Records for processing:

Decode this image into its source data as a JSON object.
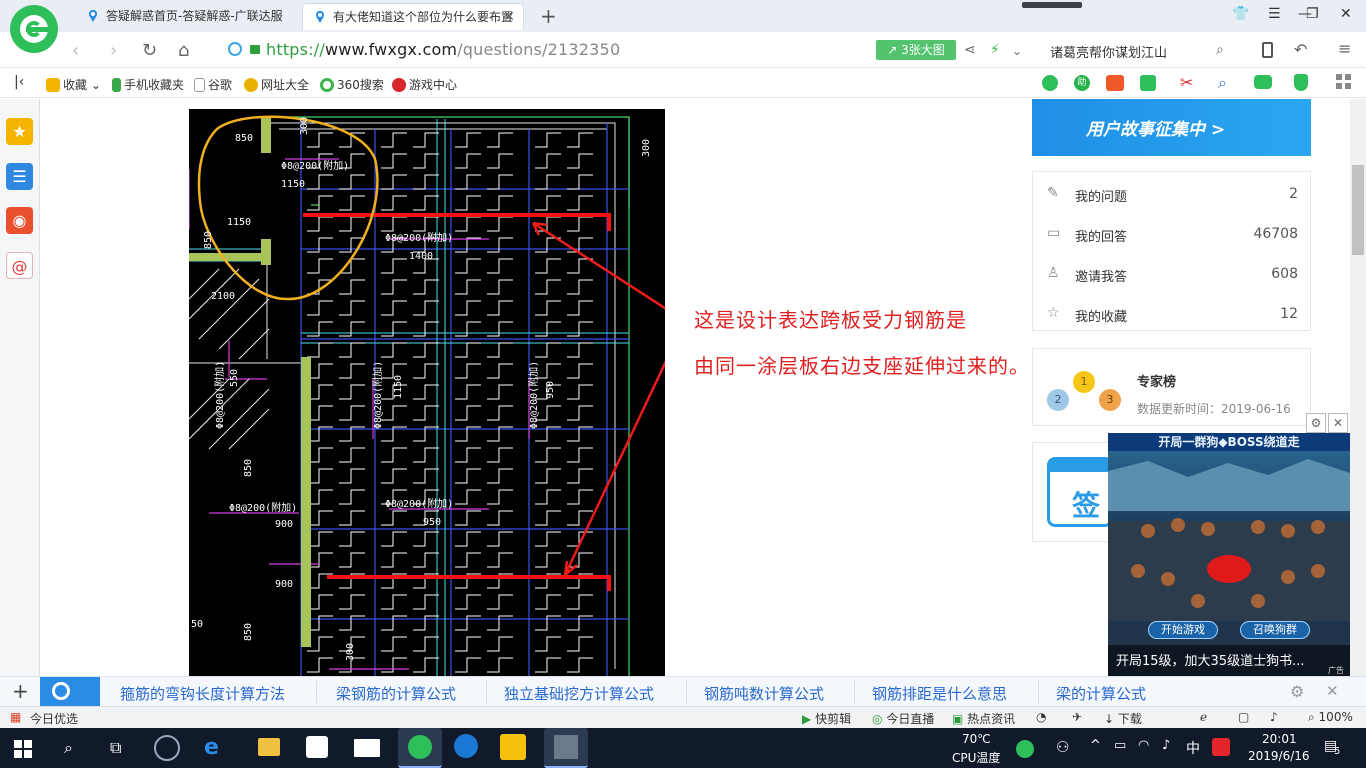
{
  "browser": {
    "tabs": [
      {
        "title": "答疑解惑首页-答疑解惑-广联达服",
        "active": false
      },
      {
        "title": "有大佬知道这个部位为什么要布置",
        "active": true
      }
    ],
    "url": {
      "scheme": "https://",
      "host": "www.fwxgx.com",
      "path": "/questions/2132350"
    },
    "big_image_button": "3张大图",
    "search_text": "诸葛亮帮你谋划江山"
  },
  "bookmarks": [
    {
      "label": "收藏",
      "icon": "star-icon"
    },
    {
      "label": "手机收藏夹",
      "icon": "phone-icon"
    },
    {
      "label": "谷歌",
      "icon": "page-icon"
    },
    {
      "label": "网址大全",
      "icon": "sites-icon"
    },
    {
      "label": "360搜索",
      "icon": "search360-icon"
    },
    {
      "label": "游戏中心",
      "icon": "game-icon"
    }
  ],
  "drawing": {
    "labels": [
      {
        "text": "850"
      },
      {
        "text": "Φ8@200(附加)"
      },
      {
        "text": "1150"
      },
      {
        "text": "1150"
      },
      {
        "text": "850"
      },
      {
        "text": "Φ8@200(附加)"
      },
      {
        "text": "1400"
      },
      {
        "text": "2100"
      },
      {
        "text": "Φ8@200(附加)"
      },
      {
        "text": "550"
      },
      {
        "text": "Φ8@200(附加)"
      },
      {
        "text": "1150"
      },
      {
        "text": "Φ8@200(附加)"
      },
      {
        "text": "950"
      },
      {
        "text": "850"
      },
      {
        "text": "Φ8@200(附加)"
      },
      {
        "text": "900"
      },
      {
        "text": "Φ8@200(附加)"
      },
      {
        "text": "950"
      },
      {
        "text": "900"
      },
      {
        "text": "850"
      },
      {
        "text": "300"
      },
      {
        "text": "50"
      },
      {
        "text": "300"
      },
      {
        "text": "300"
      }
    ]
  },
  "annotation": {
    "line1": "这是设计表达跨板受力钢筋是",
    "line2": "由同一涂层板右边支座延伸过来的。"
  },
  "right_panel": {
    "banner_text": "用户故事征集中 >",
    "stats": [
      {
        "label": "我的问题",
        "value": "2",
        "icon": "question-icon"
      },
      {
        "label": "我的回答",
        "value": "46708",
        "icon": "comment-icon"
      },
      {
        "label": "邀请我答",
        "value": "608",
        "icon": "user-icon"
      },
      {
        "label": "我的收藏",
        "value": "12",
        "icon": "star-outline-icon"
      }
    ],
    "expert": {
      "title": "专家榜",
      "updated": "数据更新时间：2019-06-16",
      "medals": [
        "1",
        "2",
        "3"
      ]
    },
    "checkin_label": "签"
  },
  "game_ad": {
    "header": "开局一群狗◆BOSS绕道走",
    "start_button": "开始游戏",
    "summon_button": "召唤狗群",
    "caption": "开局15级，加大35级道士狗书...",
    "tag": "广告"
  },
  "related_searches": [
    "箍筋的弯钩长度计算方法",
    "梁钢筋的计算公式",
    "独立基础挖方计算公式",
    "钢筋吨数计算公式",
    "钢筋排距是什么意思",
    "梁的计算公式"
  ],
  "statusbar": {
    "left": "今日优选",
    "items": [
      "快剪辑",
      "今日直播",
      "热点资讯",
      "下载"
    ],
    "zoom": "100%"
  },
  "taskbar": {
    "cpu_temp": "70℃",
    "cpu_label": "CPU温度",
    "ime": "中",
    "time": "20:01",
    "date": "2019/6/16",
    "notifications": "5"
  }
}
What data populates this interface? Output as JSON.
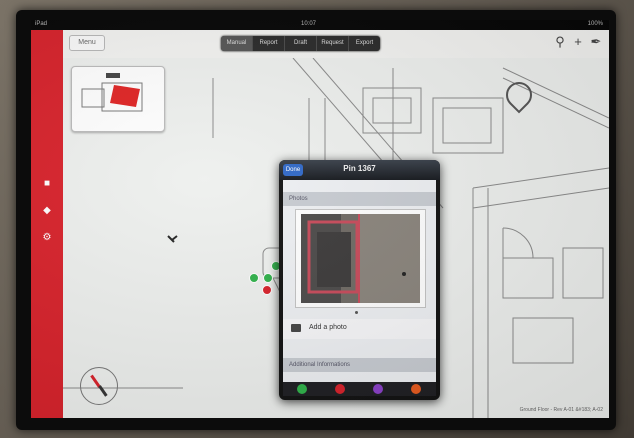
{
  "statusbar": {
    "left": "iPad",
    "center": "10:07",
    "right": "100%"
  },
  "toolbar": {
    "menu_label": "Menu",
    "segments": [
      "Manual",
      "Report",
      "Draft",
      "Request",
      "Export"
    ],
    "tool_icons": [
      "search-icon",
      "plus-icon",
      "edit-icon"
    ]
  },
  "sidebar": {
    "icons": [
      "list-icon",
      "bookmark-icon",
      "settings-icon"
    ]
  },
  "popover": {
    "done_label": "Done",
    "title": "Pin 1367",
    "photos_header": "Photos",
    "add_photo_label": "Add a photo",
    "info_header": "Additional Informations",
    "footer_colors": [
      "#2fb24a",
      "#d8212a",
      "#8a3fc8",
      "#e85a1e"
    ]
  },
  "pins": [
    {
      "color": "#2fb24a"
    },
    {
      "color": "#2fb24a"
    },
    {
      "color": "#d8212a"
    },
    {
      "color": "#2fb24a"
    }
  ],
  "colors": {
    "sidebar": "#d8212a",
    "accent_blue": "#2f68c8",
    "pin_green": "#2fb24a",
    "pin_red": "#d8212a"
  },
  "footnote": "Ground Floor - Rev A-01 &#183; A-02"
}
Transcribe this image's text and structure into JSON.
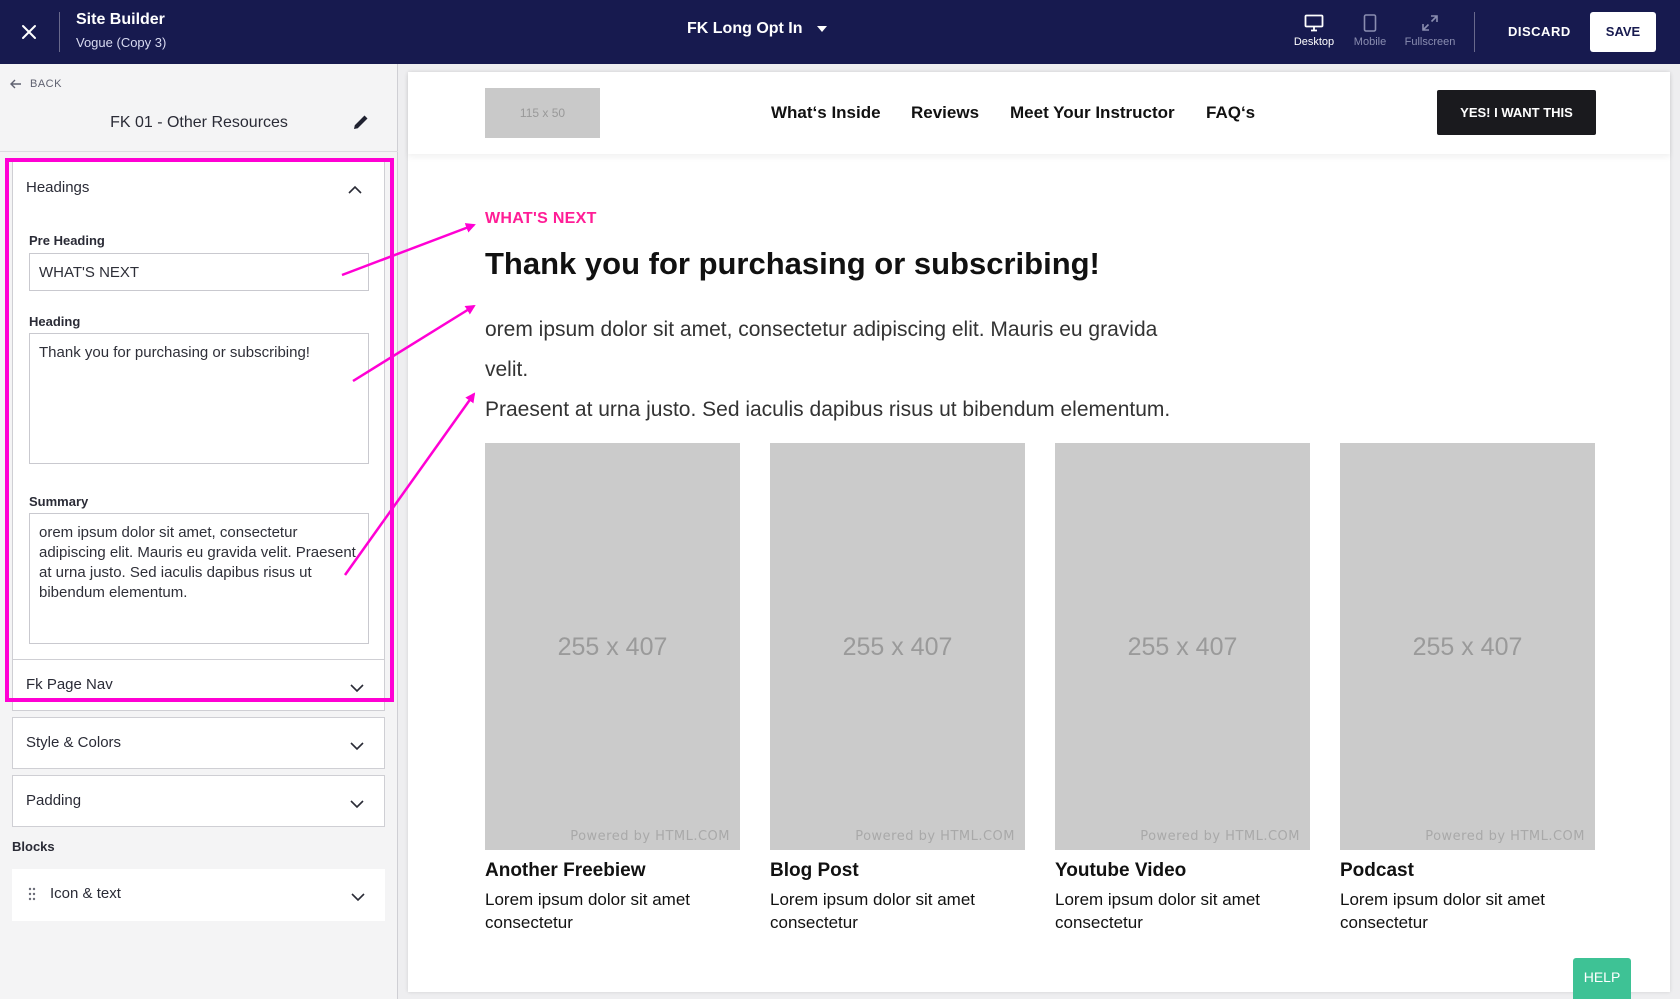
{
  "topbar": {
    "app_title": "Site Builder",
    "app_subtitle": "Vogue (Copy 3)",
    "page_name": "FK Long Opt In",
    "views": [
      {
        "label": "Desktop",
        "icon": "desktop-icon",
        "active": true
      },
      {
        "label": "Mobile",
        "icon": "mobile-icon",
        "active": false
      },
      {
        "label": "Fullscreen",
        "icon": "fullscreen-icon",
        "active": false
      }
    ],
    "discard_label": "DISCARD",
    "save_label": "SAVE",
    "bg_color": "#171a4f"
  },
  "sidebar": {
    "back_label": "BACK",
    "section_title": "FK 01 - Other Resources",
    "headings_panel": {
      "title": "Headings",
      "pre_heading_label": "Pre Heading",
      "pre_heading_value": "WHAT'S NEXT",
      "heading_label": "Heading",
      "heading_value": "Thank you for purchasing or subscribing!",
      "summary_label": "Summary",
      "summary_value": "orem ipsum dolor sit amet, consectetur adipiscing elit. Mauris eu gravida velit. Praesent at urna justo. Sed iaculis dapibus risus ut bibendum elementum."
    },
    "collapsed_panels": [
      "Fk Page Nav",
      "Style & Colors",
      "Padding"
    ],
    "blocks_label": "Blocks",
    "blocks": [
      "Icon & text"
    ],
    "highlight_color": "#ff00d4"
  },
  "site": {
    "logo_placeholder": "115 x 50",
    "nav": [
      "What‘s Inside",
      "Reviews",
      "Meet Your Instructor",
      "FAQ‘s"
    ],
    "cta_label": "YES! I WANT THIS",
    "pre_heading": "WHAT'S NEXT",
    "heading": "Thank you for purchasing or subscribing!",
    "summary_line1": "orem ipsum dolor sit amet, consectetur adipiscing elit. Mauris eu gravida velit.",
    "summary_line2": "Praesent at urna justo. Sed iaculis dapibus risus ut bibendum elementum.",
    "accent_color": "#ff1d96",
    "cards": [
      {
        "image_placeholder": "255 x 407",
        "powered": "Powered by HTML.COM",
        "title": "Another Freebiew",
        "text": "Lorem ipsum dolor sit amet consectetur"
      },
      {
        "image_placeholder": "255 x 407",
        "powered": "Powered by HTML.COM",
        "title": "Blog Post",
        "text": "Lorem ipsum dolor sit amet consectetur"
      },
      {
        "image_placeholder": "255 x 407",
        "powered": "Powered by HTML.COM",
        "title": "Youtube Video",
        "text": "Lorem ipsum dolor sit amet consectetur"
      },
      {
        "image_placeholder": "255 x 407",
        "powered": "Powered by HTML.COM",
        "title": "Podcast",
        "text": "Lorem ipsum dolor sit amet consectetur"
      }
    ]
  },
  "help_label": "HELP",
  "help_color": "#3ec295"
}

Given instruction: Set the listing down in full and exactly. Pictures within it should not appear in the copy.

The output:
Decode this image into its source data as a JSON object.
{
  "browser": {
    "tabs": [
      {
        "title": "答疑解惑首页-答疑解惑-广联达服",
        "active": false
      },
      {
        "title": "有大佬知道这个部位为什么要布置",
        "active": true
      }
    ],
    "url": {
      "scheme": "https://",
      "host": "www.fwxgx.com",
      "path": "/questions/2132350"
    },
    "big_image_button": "3张大图",
    "search_text": "诸葛亮帮你谋划江山"
  },
  "bookmarks": [
    {
      "label": "收藏",
      "icon": "star-icon"
    },
    {
      "label": "手机收藏夹",
      "icon": "phone-icon"
    },
    {
      "label": "谷歌",
      "icon": "page-icon"
    },
    {
      "label": "网址大全",
      "icon": "sites-icon"
    },
    {
      "label": "360搜索",
      "icon": "search360-icon"
    },
    {
      "label": "游戏中心",
      "icon": "game-icon"
    }
  ],
  "drawing": {
    "labels": [
      {
        "text": "850"
      },
      {
        "text": "Φ8@200(附加)"
      },
      {
        "text": "1150"
      },
      {
        "text": "1150"
      },
      {
        "text": "850"
      },
      {
        "text": "Φ8@200(附加)"
      },
      {
        "text": "1400"
      },
      {
        "text": "2100"
      },
      {
        "text": "Φ8@200(附加)"
      },
      {
        "text": "550"
      },
      {
        "text": "Φ8@200(附加)"
      },
      {
        "text": "1150"
      },
      {
        "text": "Φ8@200(附加)"
      },
      {
        "text": "950"
      },
      {
        "text": "850"
      },
      {
        "text": "Φ8@200(附加)"
      },
      {
        "text": "900"
      },
      {
        "text": "Φ8@200(附加)"
      },
      {
        "text": "950"
      },
      {
        "text": "900"
      },
      {
        "text": "850"
      },
      {
        "text": "300"
      },
      {
        "text": "50"
      },
      {
        "text": "300"
      },
      {
        "text": "300"
      }
    ]
  },
  "annotation": {
    "line1": "这是设计表达跨板受力钢筋是",
    "line2": "由同一涂层板右边支座延伸过来的。"
  },
  "right_panel": {
    "banner_text": "用户故事征集中 >",
    "stats": [
      {
        "label": "我的问题",
        "value": "2",
        "icon": "question-icon"
      },
      {
        "label": "我的回答",
        "value": "46708",
        "icon": "comment-icon"
      },
      {
        "label": "邀请我答",
        "value": "608",
        "icon": "user-icon"
      },
      {
        "label": "我的收藏",
        "value": "12",
        "icon": "star-outline-icon"
      }
    ],
    "expert": {
      "title": "专家榜",
      "updated": "数据更新时间：2019-06-16",
      "medals": [
        "1",
        "2",
        "3"
      ]
    },
    "checkin_label": "签"
  },
  "game_ad": {
    "header": "开局一群狗◆BOSS绕道走",
    "start_button": "开始游戏",
    "summon_button": "召唤狗群",
    "caption": "开局15级，加大35级道士狗书...",
    "tag": "广告"
  },
  "related_searches": [
    "箍筋的弯钩长度计算方法",
    "梁钢筋的计算公式",
    "独立基础挖方计算公式",
    "钢筋吨数计算公式",
    "钢筋排距是什么意思",
    "梁的计算公式"
  ],
  "statusbar": {
    "left": "今日优选",
    "items": [
      "快剪辑",
      "今日直播",
      "热点资讯",
      "下载"
    ],
    "zoom": "100%"
  },
  "taskbar": {
    "cpu_temp": "70℃",
    "cpu_label": "CPU温度",
    "ime": "中",
    "time": "20:01",
    "date": "2019/6/16",
    "notifications": "5"
  }
}
What data populates this interface? Output as JSON.
{
  "statusbar": {
    "left": "iPad",
    "center": "10:07",
    "right": "100%"
  },
  "toolbar": {
    "menu_label": "Menu",
    "segments": [
      "Manual",
      "Report",
      "Draft",
      "Request",
      "Export"
    ],
    "tool_icons": [
      "search-icon",
      "plus-icon",
      "edit-icon"
    ]
  },
  "sidebar": {
    "icons": [
      "list-icon",
      "bookmark-icon",
      "settings-icon"
    ]
  },
  "popover": {
    "done_label": "Done",
    "title": "Pin 1367",
    "photos_header": "Photos",
    "add_photo_label": "Add a photo",
    "info_header": "Additional Informations",
    "footer_colors": [
      "#2fb24a",
      "#d8212a",
      "#8a3fc8",
      "#e85a1e"
    ]
  },
  "pins": [
    {
      "color": "#2fb24a"
    },
    {
      "color": "#2fb24a"
    },
    {
      "color": "#d8212a"
    },
    {
      "color": "#2fb24a"
    }
  ],
  "colors": {
    "sidebar": "#d8212a",
    "accent_blue": "#2f68c8",
    "pin_green": "#2fb24a",
    "pin_red": "#d8212a"
  },
  "footnote": "Ground Floor - Rev A-01 &#183; A-02"
}
Transcribe this image's text and structure into JSON.
{
  "topbar": {
    "app_title": "Site Builder",
    "app_subtitle": "Vogue (Copy 3)",
    "page_name": "FK Long Opt In",
    "views": [
      {
        "label": "Desktop",
        "icon": "desktop-icon",
        "active": true
      },
      {
        "label": "Mobile",
        "icon": "mobile-icon",
        "active": false
      },
      {
        "label": "Fullscreen",
        "icon": "fullscreen-icon",
        "active": false
      }
    ],
    "discard_label": "DISCARD",
    "save_label": "SAVE",
    "bg_color": "#171a4f"
  },
  "sidebar": {
    "back_label": "BACK",
    "section_title": "FK 01 - Other Resources",
    "headings_panel": {
      "title": "Headings",
      "pre_heading_label": "Pre Heading",
      "pre_heading_value": "WHAT'S NEXT",
      "heading_label": "Heading",
      "heading_value": "Thank you for purchasing or subscribing!",
      "summary_label": "Summary",
      "summary_value": "orem ipsum dolor sit amet, consectetur adipiscing elit. Mauris eu gravida velit. Praesent at urna justo. Sed iaculis dapibus risus ut bibendum elementum."
    },
    "collapsed_panels": [
      "Fk Page Nav",
      "Style & Colors",
      "Padding"
    ],
    "blocks_label": "Blocks",
    "blocks": [
      "Icon & text"
    ],
    "highlight_color": "#ff00d4"
  },
  "site": {
    "logo_placeholder": "115 x 50",
    "nav": [
      "What‘s Inside",
      "Reviews",
      "Meet Your Instructor",
      "FAQ‘s"
    ],
    "cta_label": "YES! I WANT THIS",
    "pre_heading": "WHAT'S NEXT",
    "heading": "Thank you for purchasing or subscribing!",
    "summary_line1": "orem ipsum dolor sit amet, consectetur adipiscing elit. Mauris eu gravida velit.",
    "summary_line2": "Praesent at urna justo. Sed iaculis dapibus risus ut bibendum elementum.",
    "accent_color": "#ff1d96",
    "cards": [
      {
        "image_placeholder": "255 x 407",
        "powered": "Powered by HTML.COM",
        "title": "Another Freebiew",
        "text": "Lorem ipsum dolor sit amet consectetur"
      },
      {
        "image_placeholder": "255 x 407",
        "powered": "Powered by HTML.COM",
        "title": "Blog Post",
        "text": "Lorem ipsum dolor sit amet consectetur"
      },
      {
        "image_placeholder": "255 x 407",
        "powered": "Powered by HTML.COM",
        "title": "Youtube Video",
        "text": "Lorem ipsum dolor sit amet consectetur"
      },
      {
        "image_placeholder": "255 x 407",
        "powered": "Powered by HTML.COM",
        "title": "Podcast",
        "text": "Lorem ipsum dolor sit amet consectetur"
      }
    ]
  },
  "help_label": "HELP",
  "help_color": "#3ec295"
}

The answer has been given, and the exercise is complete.